● GIVEN PROBLEM
Write out the whole listing word for word.

□ □ □

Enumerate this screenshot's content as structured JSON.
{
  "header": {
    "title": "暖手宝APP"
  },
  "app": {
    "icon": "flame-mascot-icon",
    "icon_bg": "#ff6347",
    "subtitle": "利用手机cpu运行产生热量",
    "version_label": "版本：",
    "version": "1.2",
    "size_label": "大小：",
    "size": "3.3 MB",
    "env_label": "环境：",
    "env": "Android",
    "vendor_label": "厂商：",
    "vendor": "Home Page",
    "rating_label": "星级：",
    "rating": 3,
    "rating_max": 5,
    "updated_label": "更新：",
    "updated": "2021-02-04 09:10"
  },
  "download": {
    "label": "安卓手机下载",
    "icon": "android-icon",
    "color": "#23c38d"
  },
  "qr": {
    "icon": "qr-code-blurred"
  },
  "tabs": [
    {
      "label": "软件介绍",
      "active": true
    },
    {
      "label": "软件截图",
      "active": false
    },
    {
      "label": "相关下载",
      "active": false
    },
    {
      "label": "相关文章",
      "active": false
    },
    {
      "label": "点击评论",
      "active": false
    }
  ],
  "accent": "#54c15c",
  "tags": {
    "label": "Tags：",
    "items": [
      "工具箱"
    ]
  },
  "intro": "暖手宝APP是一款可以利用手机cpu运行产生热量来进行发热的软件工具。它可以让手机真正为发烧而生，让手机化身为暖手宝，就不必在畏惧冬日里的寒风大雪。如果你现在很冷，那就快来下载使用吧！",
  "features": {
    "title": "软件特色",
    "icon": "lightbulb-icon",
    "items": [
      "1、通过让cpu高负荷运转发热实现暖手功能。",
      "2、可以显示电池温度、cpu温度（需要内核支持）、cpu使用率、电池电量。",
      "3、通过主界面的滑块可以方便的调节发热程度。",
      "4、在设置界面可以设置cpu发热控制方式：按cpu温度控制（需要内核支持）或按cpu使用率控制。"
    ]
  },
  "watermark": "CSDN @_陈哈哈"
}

□ □ □

● RESPONSE TO THE EXERCISE
Enumerate this screenshot's content as structured JSON.
{
  "header": {
    "title": "暖手宝APP"
  },
  "app": {
    "icon": "flame-mascot-icon",
    "icon_bg": "#ff6347",
    "subtitle": "利用手机cpu运行产生热量",
    "version_label": "版本：",
    "version": "1.2",
    "size_label": "大小：",
    "size": "3.3 MB",
    "env_label": "环境：",
    "env": "Android",
    "vendor_label": "厂商：",
    "vendor": "Home Page",
    "rating_label": "星级：",
    "rating": 3,
    "rating_max": 5,
    "updated_label": "更新：",
    "updated": "2021-02-04 09:10"
  },
  "download": {
    "label": "安卓手机下载",
    "icon": "android-icon",
    "color": "#23c38d"
  },
  "qr": {
    "icon": "qr-code-blurred"
  },
  "tabs": [
    {
      "label": "软件介绍",
      "active": true
    },
    {
      "label": "软件截图",
      "active": false
    },
    {
      "label": "相关下载",
      "active": false
    },
    {
      "label": "相关文章",
      "active": false
    },
    {
      "label": "点击评论",
      "active": false
    }
  ],
  "accent": "#54c15c",
  "tags": {
    "label": "Tags：",
    "items": [
      "工具箱"
    ]
  },
  "intro": "暖手宝APP是一款可以利用手机cpu运行产生热量来进行发热的软件工具。它可以让手机真正为发烧而生，让手机化身为暖手宝，就不必在畏惧冬日里的寒风大雪。如果你现在很冷，那就快来下载使用吧！",
  "features": {
    "title": "软件特色",
    "icon": "lightbulb-icon",
    "items": [
      "1、通过让cpu高负荷运转发热实现暖手功能。",
      "2、可以显示电池温度、cpu温度（需要内核支持）、cpu使用率、电池电量。",
      "3、通过主界面的滑块可以方便的调节发热程度。",
      "4、在设置界面可以设置cpu发热控制方式：按cpu温度控制（需要内核支持）或按cpu使用率控制。"
    ]
  },
  "watermark": "CSDN @_陈哈哈"
}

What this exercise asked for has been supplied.